YOUR GOAL
Skip every picture and copy only the lines from the one containing "Enumerate this screenshot's" to the final line of the records below.

INFORMATION SHOWN
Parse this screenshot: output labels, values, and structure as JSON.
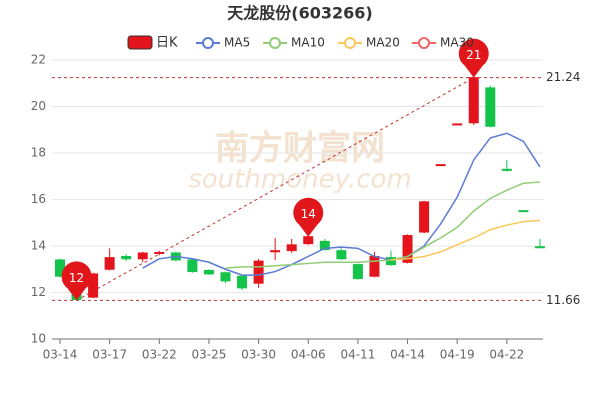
{
  "chart_data": {
    "type": "candlestick",
    "title": "天龙股份(603266)",
    "watermark": "南方财富网",
    "watermark_sub": "southmoney.com",
    "kline_name": "日K",
    "up_color": "#e3141b",
    "down_color": "#14c44a",
    "categories": [
      "03-14",
      null,
      null,
      "03-17",
      null,
      null,
      "03-22",
      null,
      null,
      "03-25",
      null,
      null,
      "03-30",
      null,
      null,
      "04-06",
      null,
      null,
      "04-11",
      null,
      null,
      "04-14",
      null,
      null,
      "04-19",
      null,
      null,
      "04-22",
      null,
      null
    ],
    "open": [
      13.4,
      12.1,
      11.8,
      13.0,
      13.55,
      13.45,
      13.7,
      13.7,
      13.4,
      12.95,
      12.85,
      12.7,
      12.4,
      13.75,
      13.8,
      14.1,
      14.2,
      13.8,
      13.2,
      12.7,
      13.5,
      13.3,
      14.6,
      17.49,
      19.24,
      19.3,
      20.8,
      17.3,
      15.52,
      13.97
    ],
    "high": [
      13.45,
      12.3,
      12.85,
      13.9,
      13.65,
      13.75,
      13.8,
      13.75,
      13.45,
      13.0,
      12.9,
      12.75,
      13.45,
      14.35,
      14.3,
      14.5,
      14.3,
      13.9,
      13.25,
      13.75,
      13.8,
      14.5,
      15.95,
      17.5,
      19.25,
      21.24,
      20.9,
      17.7,
      15.55,
      14.3
    ],
    "low": [
      12.65,
      11.66,
      11.75,
      12.95,
      13.35,
      13.3,
      13.6,
      13.35,
      12.85,
      12.75,
      12.4,
      12.1,
      12.2,
      13.4,
      13.7,
      14.05,
      13.8,
      13.4,
      12.55,
      12.65,
      13.15,
      13.25,
      14.55,
      17.48,
      19.2,
      19.2,
      19.1,
      17.2,
      15.48,
      13.9
    ],
    "close": [
      12.7,
      11.7,
      12.8,
      13.5,
      13.45,
      13.7,
      13.72,
      13.4,
      12.9,
      12.8,
      12.5,
      12.2,
      13.35,
      13.8,
      14.05,
      14.4,
      13.85,
      13.45,
      12.6,
      13.55,
      13.2,
      14.45,
      15.9,
      17.5,
      19.25,
      21.24,
      19.15,
      17.25,
      15.5,
      13.95
    ],
    "series": [
      {
        "name": "MA5",
        "color": "#5b7bd5",
        "values": [
          null,
          null,
          null,
          null,
          null,
          13.05,
          13.45,
          13.55,
          13.45,
          13.3,
          13.0,
          12.75,
          12.75,
          12.9,
          13.2,
          13.55,
          13.9,
          13.95,
          13.9,
          13.55,
          13.4,
          13.55,
          14.0,
          14.95,
          16.1,
          17.7,
          18.65,
          18.85,
          18.5,
          17.4
        ]
      },
      {
        "name": "MA10",
        "color": "#91cc75",
        "values": [
          null,
          null,
          null,
          null,
          null,
          null,
          null,
          null,
          null,
          null,
          13.05,
          13.1,
          13.1,
          13.15,
          13.2,
          13.25,
          13.3,
          13.3,
          13.3,
          13.35,
          13.4,
          13.55,
          13.95,
          14.35,
          14.8,
          15.5,
          16.05,
          16.4,
          16.7,
          16.75
        ]
      },
      {
        "name": "MA20",
        "color": "#fac858",
        "values": [
          null,
          null,
          null,
          null,
          null,
          null,
          null,
          null,
          null,
          null,
          null,
          null,
          null,
          null,
          null,
          null,
          null,
          null,
          null,
          null,
          13.4,
          13.45,
          13.55,
          13.75,
          14.05,
          14.35,
          14.7,
          14.9,
          15.05,
          15.1
        ]
      },
      {
        "name": "MA30",
        "color": "#ee6666",
        "values": [
          null,
          null,
          null,
          null,
          null,
          null,
          null,
          null,
          null,
          null,
          null,
          null,
          null,
          null,
          null,
          null,
          null,
          null,
          null,
          null,
          null,
          null,
          null,
          null,
          null,
          null,
          null,
          null,
          null,
          null
        ]
      }
    ],
    "ylim": [
      10,
      22
    ],
    "yticks": [
      10,
      12,
      14,
      16,
      18,
      20,
      22
    ],
    "grid": true,
    "hlines": [
      21.24,
      11.66
    ],
    "markers": [
      {
        "index": 1,
        "value": 11.66,
        "label": "12"
      },
      {
        "index": 15,
        "value": 14.4,
        "label": "14"
      },
      {
        "index": 25,
        "value": 21.24,
        "label": "21"
      }
    ]
  }
}
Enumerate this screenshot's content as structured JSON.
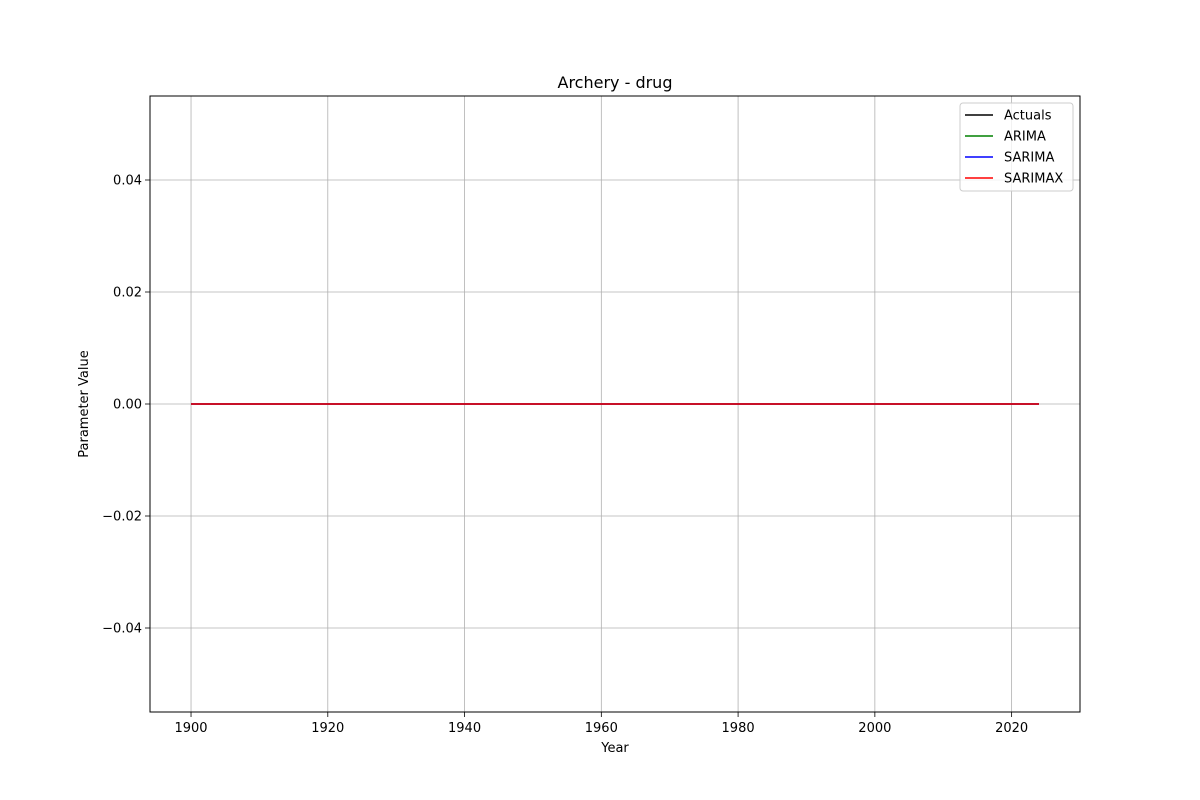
{
  "chart_data": {
    "type": "line",
    "title": "Archery - drug",
    "xlabel": "Year",
    "ylabel": "Parameter Value",
    "xlim": [
      1894,
      2030
    ],
    "ylim": [
      -0.055,
      0.055
    ],
    "xticks": [
      1900,
      1920,
      1940,
      1960,
      1980,
      2000,
      2020
    ],
    "yticks": [
      -0.04,
      -0.02,
      0.0,
      0.02,
      0.04
    ],
    "ytick_labels": [
      "−0.04",
      "−0.02",
      "0.00",
      "0.02",
      "0.04"
    ],
    "grid": true,
    "legend_position": "top-right",
    "x": [
      1900,
      2024
    ],
    "series": [
      {
        "name": "Actuals",
        "color": "#000000",
        "values": [
          0,
          0
        ]
      },
      {
        "name": "ARIMA",
        "color": "#008000",
        "values": [
          0,
          0
        ]
      },
      {
        "name": "SARIMA",
        "color": "#0000ff",
        "values": [
          0,
          0
        ]
      },
      {
        "name": "SARIMAX",
        "color": "#ff0000",
        "values": [
          0,
          0
        ]
      }
    ]
  }
}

TASK SOLUTION
Enumerate this screenshot's content as structured JSON.
{
  "chart_data": {
    "type": "line",
    "title": "Archery - drug",
    "xlabel": "Year",
    "ylabel": "Parameter Value",
    "xlim": [
      1894,
      2030
    ],
    "ylim": [
      -0.055,
      0.055
    ],
    "xticks": [
      1900,
      1920,
      1940,
      1960,
      1980,
      2000,
      2020
    ],
    "yticks": [
      -0.04,
      -0.02,
      0.0,
      0.02,
      0.04
    ],
    "ytick_labels": [
      "−0.04",
      "−0.02",
      "0.00",
      "0.02",
      "0.04"
    ],
    "grid": true,
    "legend_position": "top-right",
    "x": [
      1900,
      2024
    ],
    "series": [
      {
        "name": "Actuals",
        "color": "#000000",
        "values": [
          0,
          0
        ]
      },
      {
        "name": "ARIMA",
        "color": "#008000",
        "values": [
          0,
          0
        ]
      },
      {
        "name": "SARIMA",
        "color": "#0000ff",
        "values": [
          0,
          0
        ]
      },
      {
        "name": "SARIMAX",
        "color": "#ff0000",
        "values": [
          0,
          0
        ]
      }
    ]
  }
}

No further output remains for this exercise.